▶ **Exercise details**:
Omit the pictures and output every entry below exactly as written.

━━ Recorded information ━━

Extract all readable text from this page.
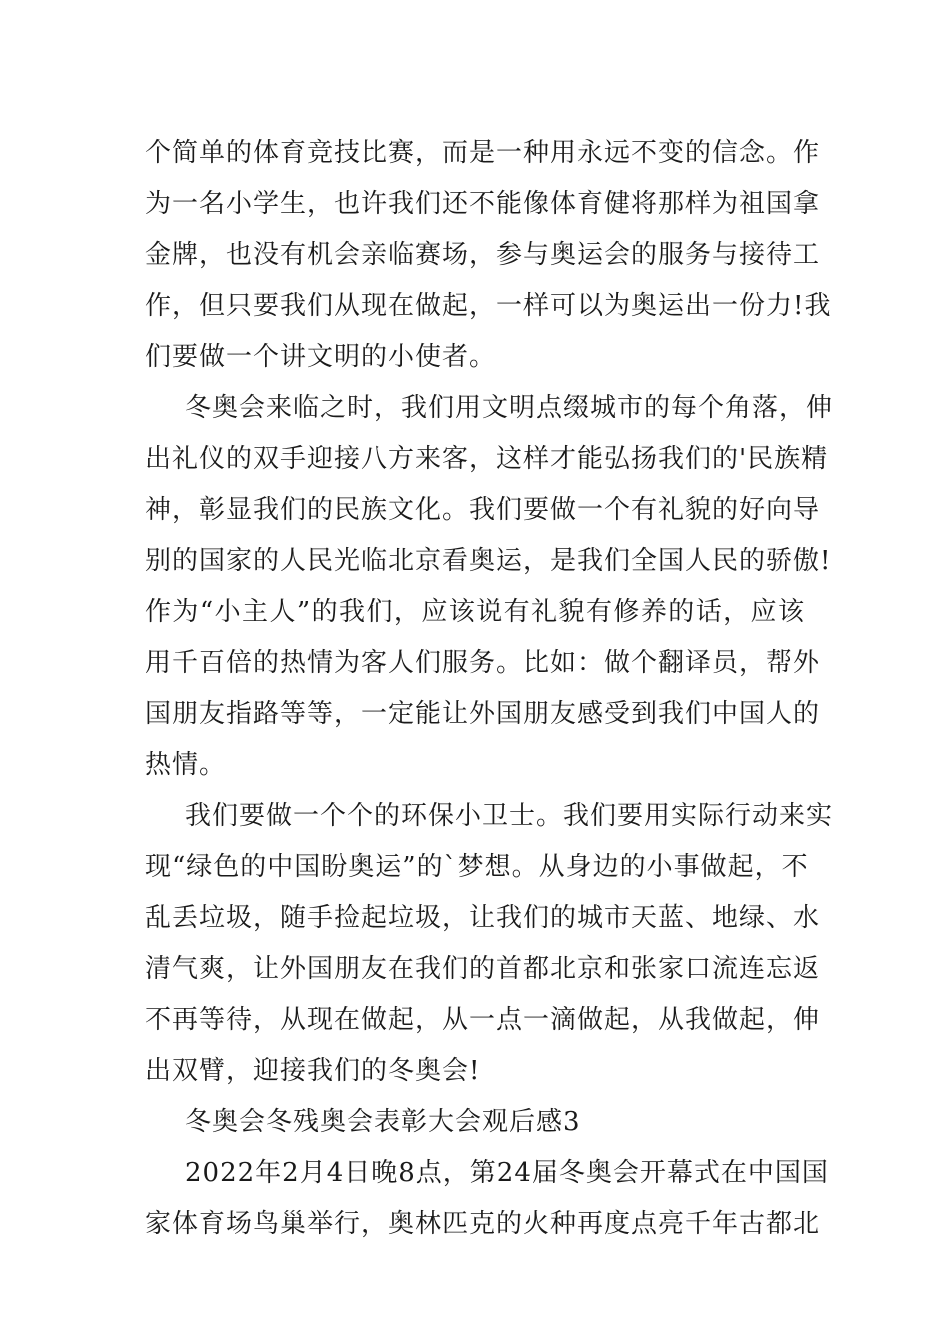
个简单的体育竞技比赛，而是一种用永远不变的信念。作
为一名小学生，也许我们还不能像体育健将那样为祖国拿
金牌，也没有机会亲临赛场，参与奥运会的服务与接待工
作，但只要我们从现在做起，一样可以为奥运出一份力!我
们要做一个讲文明的小使者。
冬奥会来临之时，我们用文明点缀城市的每个角落，伸
出礼仪的双手迎接八方来客，这样才能弘扬我们的'民族精
神，彰显我们的民族文化。我们要做一个有礼貌的好向导
别的国家的人民光临北京看奥运，是我们全国人民的骄傲!
作为“小主人”的我们，应该说有礼貌有修养的话，应该
用千百倍的热情为客人们服务。比如：做个翻译员，帮外
国朋友指路等等，一定能让外国朋友感受到我们中国人的
热情。
我们要做一个个的环保小卫士。我们要用实际行动来实
现“绿色的中国盼奥运”的`梦想。从身边的小事做起，不
乱丢垃圾，随手捡起垃圾，让我们的城市天蓝、地绿、水
清气爽，让外国朋友在我们的首都北京和张家口流连忘返
不再等待，从现在做起，从一点一滴做起，从我做起，伸
出双臂，迎接我们的冬奥会!
冬奥会冬残奥会表彰大会观后感3
2022年2月4日晚8点，第24届冬奥会开幕式在中国国
家体育场鸟巢举行，奥林匹克的火种再度点亮千年古都北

━━━

▶ **Response to this exercise**:
Extract all readable text from this page.
个简单的体育竞技比赛，而是一种用永远不变的信念。作
为一名小学生，也许我们还不能像体育健将那样为祖国拿
金牌，也没有机会亲临赛场，参与奥运会的服务与接待工
作，但只要我们从现在做起，一样可以为奥运出一份力!我
们要做一个讲文明的小使者。
冬奥会来临之时，我们用文明点缀城市的每个角落，伸
出礼仪的双手迎接八方来客，这样才能弘扬我们的'民族精
神，彰显我们的民族文化。我们要做一个有礼貌的好向导
别的国家的人民光临北京看奥运，是我们全国人民的骄傲!
作为“小主人”的我们，应该说有礼貌有修养的话，应该
用千百倍的热情为客人们服务。比如：做个翻译员，帮外
国朋友指路等等，一定能让外国朋友感受到我们中国人的
热情。
我们要做一个个的环保小卫士。我们要用实际行动来实
现“绿色的中国盼奥运”的`梦想。从身边的小事做起，不
乱丢垃圾，随手捡起垃圾，让我们的城市天蓝、地绿、水
清气爽，让外国朋友在我们的首都北京和张家口流连忘返
不再等待，从现在做起，从一点一滴做起，从我做起，伸
出双臂，迎接我们的冬奥会!
冬奥会冬残奥会表彰大会观后感3
2022年2月4日晚8点，第24届冬奥会开幕式在中国国
家体育场鸟巢举行，奥林匹克的火种再度点亮千年古都北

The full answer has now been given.